**Instructions to follow**
Select, from the material below, each line with "Академика" in it.
»»
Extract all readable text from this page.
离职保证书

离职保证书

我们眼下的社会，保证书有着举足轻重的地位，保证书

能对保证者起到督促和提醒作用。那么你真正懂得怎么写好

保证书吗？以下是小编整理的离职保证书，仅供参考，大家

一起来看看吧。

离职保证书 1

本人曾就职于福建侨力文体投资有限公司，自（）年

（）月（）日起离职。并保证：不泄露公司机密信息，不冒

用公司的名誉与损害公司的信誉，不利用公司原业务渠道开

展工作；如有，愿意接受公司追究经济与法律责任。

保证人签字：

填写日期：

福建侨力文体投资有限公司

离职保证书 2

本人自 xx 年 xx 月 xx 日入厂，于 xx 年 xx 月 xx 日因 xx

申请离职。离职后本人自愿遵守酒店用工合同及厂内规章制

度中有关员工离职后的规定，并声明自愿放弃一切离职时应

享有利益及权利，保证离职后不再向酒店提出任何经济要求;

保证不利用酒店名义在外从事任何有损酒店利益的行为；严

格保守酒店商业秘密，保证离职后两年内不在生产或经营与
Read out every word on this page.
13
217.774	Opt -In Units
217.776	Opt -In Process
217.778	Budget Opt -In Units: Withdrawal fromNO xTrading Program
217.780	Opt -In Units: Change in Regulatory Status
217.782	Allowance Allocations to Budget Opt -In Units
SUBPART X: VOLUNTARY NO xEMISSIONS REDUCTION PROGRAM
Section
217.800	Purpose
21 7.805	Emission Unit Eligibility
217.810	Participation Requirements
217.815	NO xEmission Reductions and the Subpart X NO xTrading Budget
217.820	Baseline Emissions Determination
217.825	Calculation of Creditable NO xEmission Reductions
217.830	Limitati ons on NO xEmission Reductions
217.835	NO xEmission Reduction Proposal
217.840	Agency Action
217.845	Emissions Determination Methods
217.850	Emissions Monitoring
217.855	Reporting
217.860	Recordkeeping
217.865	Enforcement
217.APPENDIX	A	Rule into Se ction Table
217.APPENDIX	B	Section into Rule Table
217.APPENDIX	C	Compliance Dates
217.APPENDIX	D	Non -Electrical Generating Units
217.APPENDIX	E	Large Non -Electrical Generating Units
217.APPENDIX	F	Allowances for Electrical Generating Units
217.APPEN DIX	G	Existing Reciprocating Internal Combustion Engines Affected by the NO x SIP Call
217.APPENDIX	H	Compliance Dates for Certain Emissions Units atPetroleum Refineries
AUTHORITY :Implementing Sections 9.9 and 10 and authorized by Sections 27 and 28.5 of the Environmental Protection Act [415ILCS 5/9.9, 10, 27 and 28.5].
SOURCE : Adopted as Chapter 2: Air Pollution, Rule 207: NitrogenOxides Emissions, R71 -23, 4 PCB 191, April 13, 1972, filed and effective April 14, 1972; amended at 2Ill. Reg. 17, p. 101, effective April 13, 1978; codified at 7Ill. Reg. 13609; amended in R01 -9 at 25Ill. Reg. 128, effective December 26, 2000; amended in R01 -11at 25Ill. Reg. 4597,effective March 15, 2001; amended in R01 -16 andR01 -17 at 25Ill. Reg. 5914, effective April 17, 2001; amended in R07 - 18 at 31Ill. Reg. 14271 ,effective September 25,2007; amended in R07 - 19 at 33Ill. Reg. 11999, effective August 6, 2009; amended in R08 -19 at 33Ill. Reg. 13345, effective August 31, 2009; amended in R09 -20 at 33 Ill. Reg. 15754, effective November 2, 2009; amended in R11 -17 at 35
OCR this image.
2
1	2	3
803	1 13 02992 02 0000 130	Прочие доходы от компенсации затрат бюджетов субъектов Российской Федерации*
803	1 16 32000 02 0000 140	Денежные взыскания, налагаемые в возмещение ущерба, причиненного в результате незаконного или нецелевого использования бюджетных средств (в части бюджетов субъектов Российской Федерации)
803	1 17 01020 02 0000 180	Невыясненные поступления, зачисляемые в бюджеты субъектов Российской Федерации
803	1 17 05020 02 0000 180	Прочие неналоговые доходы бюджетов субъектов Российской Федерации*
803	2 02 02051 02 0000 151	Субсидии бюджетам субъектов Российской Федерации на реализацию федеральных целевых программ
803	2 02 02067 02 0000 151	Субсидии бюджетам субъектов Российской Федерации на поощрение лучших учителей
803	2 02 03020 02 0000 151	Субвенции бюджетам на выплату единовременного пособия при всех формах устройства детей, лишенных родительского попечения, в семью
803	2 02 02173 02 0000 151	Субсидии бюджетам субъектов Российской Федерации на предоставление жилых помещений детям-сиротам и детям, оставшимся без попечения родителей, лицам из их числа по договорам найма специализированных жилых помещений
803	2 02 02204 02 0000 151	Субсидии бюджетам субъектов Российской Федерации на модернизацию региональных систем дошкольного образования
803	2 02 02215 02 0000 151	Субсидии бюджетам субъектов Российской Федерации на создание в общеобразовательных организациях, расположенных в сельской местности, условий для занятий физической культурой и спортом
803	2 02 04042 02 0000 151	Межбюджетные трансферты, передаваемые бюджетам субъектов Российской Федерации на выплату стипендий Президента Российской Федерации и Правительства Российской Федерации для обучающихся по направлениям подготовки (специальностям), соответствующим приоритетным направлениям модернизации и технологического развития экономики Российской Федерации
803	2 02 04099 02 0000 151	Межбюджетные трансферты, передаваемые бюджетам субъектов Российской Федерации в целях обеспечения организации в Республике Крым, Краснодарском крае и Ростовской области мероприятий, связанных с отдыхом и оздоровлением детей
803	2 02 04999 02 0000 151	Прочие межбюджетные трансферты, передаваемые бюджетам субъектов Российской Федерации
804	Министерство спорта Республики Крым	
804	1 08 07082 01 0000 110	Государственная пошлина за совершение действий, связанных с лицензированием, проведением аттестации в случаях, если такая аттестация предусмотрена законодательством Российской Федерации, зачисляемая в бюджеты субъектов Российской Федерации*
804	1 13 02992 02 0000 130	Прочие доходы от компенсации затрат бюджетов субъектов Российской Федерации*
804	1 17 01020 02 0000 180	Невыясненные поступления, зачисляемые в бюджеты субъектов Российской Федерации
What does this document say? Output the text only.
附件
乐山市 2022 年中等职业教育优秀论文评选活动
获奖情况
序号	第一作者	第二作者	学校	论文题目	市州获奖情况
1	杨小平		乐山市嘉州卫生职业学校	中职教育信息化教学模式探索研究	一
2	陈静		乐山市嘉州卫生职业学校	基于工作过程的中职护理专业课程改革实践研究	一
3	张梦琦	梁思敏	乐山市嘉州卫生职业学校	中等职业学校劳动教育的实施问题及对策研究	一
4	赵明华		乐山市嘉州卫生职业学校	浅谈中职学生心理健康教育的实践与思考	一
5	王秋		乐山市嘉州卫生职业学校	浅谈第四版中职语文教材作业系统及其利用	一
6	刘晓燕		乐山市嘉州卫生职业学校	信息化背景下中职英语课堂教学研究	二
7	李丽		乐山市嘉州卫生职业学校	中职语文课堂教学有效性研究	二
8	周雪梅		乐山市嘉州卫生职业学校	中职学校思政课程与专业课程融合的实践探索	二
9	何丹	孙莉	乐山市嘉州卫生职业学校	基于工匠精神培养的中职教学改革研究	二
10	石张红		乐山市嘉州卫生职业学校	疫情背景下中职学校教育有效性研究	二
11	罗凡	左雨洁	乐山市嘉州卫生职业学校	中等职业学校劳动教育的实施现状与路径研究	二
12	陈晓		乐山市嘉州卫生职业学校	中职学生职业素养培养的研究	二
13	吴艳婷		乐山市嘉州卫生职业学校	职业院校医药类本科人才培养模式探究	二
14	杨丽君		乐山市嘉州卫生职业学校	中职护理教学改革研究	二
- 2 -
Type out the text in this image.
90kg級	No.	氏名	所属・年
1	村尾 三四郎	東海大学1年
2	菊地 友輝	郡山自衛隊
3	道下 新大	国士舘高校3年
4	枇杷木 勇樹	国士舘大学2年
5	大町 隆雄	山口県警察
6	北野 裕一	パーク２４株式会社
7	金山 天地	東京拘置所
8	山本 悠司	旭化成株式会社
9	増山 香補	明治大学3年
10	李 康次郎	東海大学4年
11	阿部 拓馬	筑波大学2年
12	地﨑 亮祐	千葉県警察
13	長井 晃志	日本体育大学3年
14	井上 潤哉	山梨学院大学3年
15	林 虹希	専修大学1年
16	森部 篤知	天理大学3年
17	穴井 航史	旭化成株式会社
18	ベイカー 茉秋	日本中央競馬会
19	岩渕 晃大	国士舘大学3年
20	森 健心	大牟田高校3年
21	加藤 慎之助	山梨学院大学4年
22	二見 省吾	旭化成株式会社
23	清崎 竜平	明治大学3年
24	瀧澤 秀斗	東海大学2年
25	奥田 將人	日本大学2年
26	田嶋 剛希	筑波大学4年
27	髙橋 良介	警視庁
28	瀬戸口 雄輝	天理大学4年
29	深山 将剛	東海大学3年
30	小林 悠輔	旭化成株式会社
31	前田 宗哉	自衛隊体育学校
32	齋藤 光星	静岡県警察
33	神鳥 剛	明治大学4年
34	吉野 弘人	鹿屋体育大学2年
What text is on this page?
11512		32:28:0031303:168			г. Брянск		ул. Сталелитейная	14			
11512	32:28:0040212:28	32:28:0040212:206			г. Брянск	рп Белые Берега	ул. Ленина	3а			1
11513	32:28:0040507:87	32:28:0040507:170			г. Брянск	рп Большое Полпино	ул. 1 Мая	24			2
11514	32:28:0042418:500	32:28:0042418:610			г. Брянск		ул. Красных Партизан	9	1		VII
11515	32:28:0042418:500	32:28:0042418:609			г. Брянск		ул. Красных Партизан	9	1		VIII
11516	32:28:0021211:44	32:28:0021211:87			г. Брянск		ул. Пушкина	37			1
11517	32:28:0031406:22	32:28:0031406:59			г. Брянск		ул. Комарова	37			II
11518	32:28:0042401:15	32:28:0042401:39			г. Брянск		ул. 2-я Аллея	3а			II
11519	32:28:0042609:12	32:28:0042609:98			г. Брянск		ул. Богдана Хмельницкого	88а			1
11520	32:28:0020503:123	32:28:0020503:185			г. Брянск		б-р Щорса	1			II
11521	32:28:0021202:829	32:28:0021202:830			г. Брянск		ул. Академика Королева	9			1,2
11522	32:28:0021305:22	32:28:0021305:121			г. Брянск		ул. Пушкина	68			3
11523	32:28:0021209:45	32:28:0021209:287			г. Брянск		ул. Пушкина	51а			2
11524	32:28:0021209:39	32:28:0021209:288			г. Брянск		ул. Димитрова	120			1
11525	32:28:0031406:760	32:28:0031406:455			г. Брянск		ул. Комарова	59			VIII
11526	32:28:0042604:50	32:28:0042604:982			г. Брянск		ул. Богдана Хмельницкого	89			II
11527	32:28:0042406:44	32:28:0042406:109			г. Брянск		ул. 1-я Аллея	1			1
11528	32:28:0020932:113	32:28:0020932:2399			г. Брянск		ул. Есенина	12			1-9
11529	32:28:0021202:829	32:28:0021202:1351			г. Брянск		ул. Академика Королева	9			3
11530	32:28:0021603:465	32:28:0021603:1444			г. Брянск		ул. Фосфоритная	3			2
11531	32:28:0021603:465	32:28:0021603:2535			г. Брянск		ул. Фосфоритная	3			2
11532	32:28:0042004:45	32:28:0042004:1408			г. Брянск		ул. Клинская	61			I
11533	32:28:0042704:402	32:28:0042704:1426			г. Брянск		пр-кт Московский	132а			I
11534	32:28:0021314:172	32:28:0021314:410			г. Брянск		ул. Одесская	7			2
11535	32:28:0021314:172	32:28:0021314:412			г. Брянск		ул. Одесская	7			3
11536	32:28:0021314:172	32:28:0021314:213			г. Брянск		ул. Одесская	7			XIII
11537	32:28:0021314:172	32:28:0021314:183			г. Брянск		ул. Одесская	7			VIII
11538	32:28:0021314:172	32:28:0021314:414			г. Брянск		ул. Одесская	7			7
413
««
**Response**
11521	32:28:0021202:829	32:28:0021202:830			г. Брянск		ул. Академика Королева	9			1,2
11529	32:28:0021202:829	32:28:0021202:1351			г. Брянск		ул. Академика Королева	9			3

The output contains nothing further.